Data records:
———
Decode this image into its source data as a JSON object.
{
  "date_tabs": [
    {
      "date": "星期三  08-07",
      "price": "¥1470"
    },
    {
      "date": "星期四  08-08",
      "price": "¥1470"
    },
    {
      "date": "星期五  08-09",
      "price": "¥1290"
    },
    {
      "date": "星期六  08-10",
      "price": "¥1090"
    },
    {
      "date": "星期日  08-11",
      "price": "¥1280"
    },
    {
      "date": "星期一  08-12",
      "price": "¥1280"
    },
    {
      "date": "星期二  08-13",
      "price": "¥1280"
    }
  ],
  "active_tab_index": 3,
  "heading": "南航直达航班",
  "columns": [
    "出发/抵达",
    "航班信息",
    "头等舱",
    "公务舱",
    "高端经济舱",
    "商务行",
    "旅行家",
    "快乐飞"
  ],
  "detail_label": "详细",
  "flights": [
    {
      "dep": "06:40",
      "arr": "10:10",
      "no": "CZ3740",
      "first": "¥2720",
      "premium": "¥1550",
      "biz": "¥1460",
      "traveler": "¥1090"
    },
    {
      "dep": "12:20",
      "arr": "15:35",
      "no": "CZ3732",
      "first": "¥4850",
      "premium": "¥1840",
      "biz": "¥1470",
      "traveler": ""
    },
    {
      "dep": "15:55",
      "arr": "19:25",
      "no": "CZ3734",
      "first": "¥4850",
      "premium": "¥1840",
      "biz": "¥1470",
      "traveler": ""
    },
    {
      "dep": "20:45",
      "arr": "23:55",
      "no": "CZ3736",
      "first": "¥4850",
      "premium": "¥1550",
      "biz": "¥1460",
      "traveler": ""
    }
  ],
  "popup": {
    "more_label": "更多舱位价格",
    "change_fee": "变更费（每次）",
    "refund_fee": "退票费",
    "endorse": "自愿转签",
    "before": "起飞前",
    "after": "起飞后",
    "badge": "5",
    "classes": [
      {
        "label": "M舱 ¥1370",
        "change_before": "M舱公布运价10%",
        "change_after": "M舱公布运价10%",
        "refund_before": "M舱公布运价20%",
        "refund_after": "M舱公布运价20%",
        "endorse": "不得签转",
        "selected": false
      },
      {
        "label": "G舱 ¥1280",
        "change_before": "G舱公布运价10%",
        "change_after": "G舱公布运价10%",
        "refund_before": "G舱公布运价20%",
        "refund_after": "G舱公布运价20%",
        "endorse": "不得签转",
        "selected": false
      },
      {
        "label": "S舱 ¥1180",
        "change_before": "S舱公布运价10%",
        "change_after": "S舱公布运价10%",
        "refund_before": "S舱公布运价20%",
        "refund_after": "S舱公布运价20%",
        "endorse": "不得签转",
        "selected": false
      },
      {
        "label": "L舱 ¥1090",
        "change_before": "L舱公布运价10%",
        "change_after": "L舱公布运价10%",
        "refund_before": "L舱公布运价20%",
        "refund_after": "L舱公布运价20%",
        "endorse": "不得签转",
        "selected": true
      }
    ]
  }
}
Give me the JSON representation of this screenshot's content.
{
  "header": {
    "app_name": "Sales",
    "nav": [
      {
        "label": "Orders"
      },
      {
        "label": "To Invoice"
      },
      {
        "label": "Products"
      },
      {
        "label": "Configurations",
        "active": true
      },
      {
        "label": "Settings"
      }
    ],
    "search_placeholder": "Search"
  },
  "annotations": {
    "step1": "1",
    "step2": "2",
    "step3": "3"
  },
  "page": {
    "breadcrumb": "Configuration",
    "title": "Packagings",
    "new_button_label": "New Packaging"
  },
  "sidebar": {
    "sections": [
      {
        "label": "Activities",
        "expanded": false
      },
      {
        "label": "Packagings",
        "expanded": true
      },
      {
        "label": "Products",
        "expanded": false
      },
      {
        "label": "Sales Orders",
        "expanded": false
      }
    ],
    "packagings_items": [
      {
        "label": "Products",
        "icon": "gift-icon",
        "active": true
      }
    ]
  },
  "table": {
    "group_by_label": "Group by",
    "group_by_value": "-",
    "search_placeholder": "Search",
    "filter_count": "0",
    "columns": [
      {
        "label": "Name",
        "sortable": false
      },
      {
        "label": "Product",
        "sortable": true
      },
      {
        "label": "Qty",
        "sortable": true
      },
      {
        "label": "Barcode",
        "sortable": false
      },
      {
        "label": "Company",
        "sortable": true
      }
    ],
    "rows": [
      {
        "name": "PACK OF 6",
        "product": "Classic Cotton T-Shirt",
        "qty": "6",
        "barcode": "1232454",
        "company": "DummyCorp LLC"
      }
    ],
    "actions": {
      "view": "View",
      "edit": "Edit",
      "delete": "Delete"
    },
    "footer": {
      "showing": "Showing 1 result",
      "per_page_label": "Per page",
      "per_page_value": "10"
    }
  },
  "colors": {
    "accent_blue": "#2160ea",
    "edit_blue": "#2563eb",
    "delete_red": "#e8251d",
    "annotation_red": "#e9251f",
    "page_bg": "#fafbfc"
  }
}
———
Reproduce all the records precisely.

Full solution:
Decode this image into its source data as a JSON object.
{
  "date_tabs": [
    {
      "date": "星期三  08-07",
      "price": "¥1470"
    },
    {
      "date": "星期四  08-08",
      "price": "¥1470"
    },
    {
      "date": "星期五  08-09",
      "price": "¥1290"
    },
    {
      "date": "星期六  08-10",
      "price": "¥1090"
    },
    {
      "date": "星期日  08-11",
      "price": "¥1280"
    },
    {
      "date": "星期一  08-12",
      "price": "¥1280"
    },
    {
      "date": "星期二  08-13",
      "price": "¥1280"
    }
  ],
  "active_tab_index": 3,
  "heading": "南航直达航班",
  "columns": [
    "出发/抵达",
    "航班信息",
    "头等舱",
    "公务舱",
    "高端经济舱",
    "商务行",
    "旅行家",
    "快乐飞"
  ],
  "detail_label": "详细",
  "flights": [
    {
      "dep": "06:40",
      "arr": "10:10",
      "no": "CZ3740",
      "first": "¥2720",
      "premium": "¥1550",
      "biz": "¥1460",
      "traveler": "¥1090"
    },
    {
      "dep": "12:20",
      "arr": "15:35",
      "no": "CZ3732",
      "first": "¥4850",
      "premium": "¥1840",
      "biz": "¥1470",
      "traveler": ""
    },
    {
      "dep": "15:55",
      "arr": "19:25",
      "no": "CZ3734",
      "first": "¥4850",
      "premium": "¥1840",
      "biz": "¥1470",
      "traveler": ""
    },
    {
      "dep": "20:45",
      "arr": "23:55",
      "no": "CZ3736",
      "first": "¥4850",
      "premium": "¥1550",
      "biz": "¥1460",
      "traveler": ""
    }
  ],
  "popup": {
    "more_label": "更多舱位价格",
    "change_fee": "变更费（每次）",
    "refund_fee": "退票费",
    "endorse": "自愿转签",
    "before": "起飞前",
    "after": "起飞后",
    "badge": "5",
    "classes": [
      {
        "label": "M舱 ¥1370",
        "change_before": "M舱公布运价10%",
        "change_after": "M舱公布运价10%",
        "refund_before": "M舱公布运价20%",
        "refund_after": "M舱公布运价20%",
        "endorse": "不得签转",
        "selected": false
      },
      {
        "label": "G舱 ¥1280",
        "change_before": "G舱公布运价10%",
        "change_after": "G舱公布运价10%",
        "refund_before": "G舱公布运价20%",
        "refund_after": "G舱公布运价20%",
        "endorse": "不得签转",
        "selected": false
      },
      {
        "label": "S舱 ¥1180",
        "change_before": "S舱公布运价10%",
        "change_after": "S舱公布运价10%",
        "refund_before": "S舱公布运价20%",
        "refund_after": "S舱公布运价20%",
        "endorse": "不得签转",
        "selected": false
      },
      {
        "label": "L舱 ¥1090",
        "change_before": "L舱公布运价10%",
        "change_after": "L舱公布运价10%",
        "refund_before": "L舱公布运价20%",
        "refund_after": "L舱公布运价20%",
        "endorse": "不得签转",
        "selected": true
      }
    ]
  }
}
Give me the JSON representation of this screenshot's content.
{
  "header": {
    "app_name": "Sales",
    "nav": [
      {
        "label": "Orders"
      },
      {
        "label": "To Invoice"
      },
      {
        "label": "Products"
      },
      {
        "label": "Configurations",
        "active": true
      },
      {
        "label": "Settings"
      }
    ],
    "search_placeholder": "Search"
  },
  "annotations": {
    "step1": "1",
    "step2": "2",
    "step3": "3"
  },
  "page": {
    "breadcrumb": "Configuration",
    "title": "Packagings",
    "new_button_label": "New Packaging"
  },
  "sidebar": {
    "sections": [
      {
        "label": "Activities",
        "expanded": false
      },
      {
        "label": "Packagings",
        "expanded": true
      },
      {
        "label": "Products",
        "expanded": false
      },
      {
        "label": "Sales Orders",
        "expanded": false
      }
    ],
    "packagings_items": [
      {
        "label": "Products",
        "icon": "gift-icon",
        "active": true
      }
    ]
  },
  "table": {
    "group_by_label": "Group by",
    "group_by_value": "-",
    "search_placeholder": "Search",
    "filter_count": "0",
    "columns": [
      {
        "label": "Name",
        "sortable": false
      },
      {
        "label": "Product",
        "sortable": true
      },
      {
        "label": "Qty",
        "sortable": true
      },
      {
        "label": "Barcode",
        "sortable": false
      },
      {
        "label": "Company",
        "sortable": true
      }
    ],
    "rows": [
      {
        "name": "PACK OF 6",
        "product": "Classic Cotton T-Shirt",
        "qty": "6",
        "barcode": "1232454",
        "company": "DummyCorp LLC"
      }
    ],
    "actions": {
      "view": "View",
      "edit": "Edit",
      "delete": "Delete"
    },
    "footer": {
      "showing": "Showing 1 result",
      "per_page_label": "Per page",
      "per_page_value": "10"
    }
  },
  "colors": {
    "accent_blue": "#2160ea",
    "edit_blue": "#2563eb",
    "delete_red": "#e8251d",
    "annotation_red": "#e9251f",
    "page_bg": "#fafbfc"
  }
}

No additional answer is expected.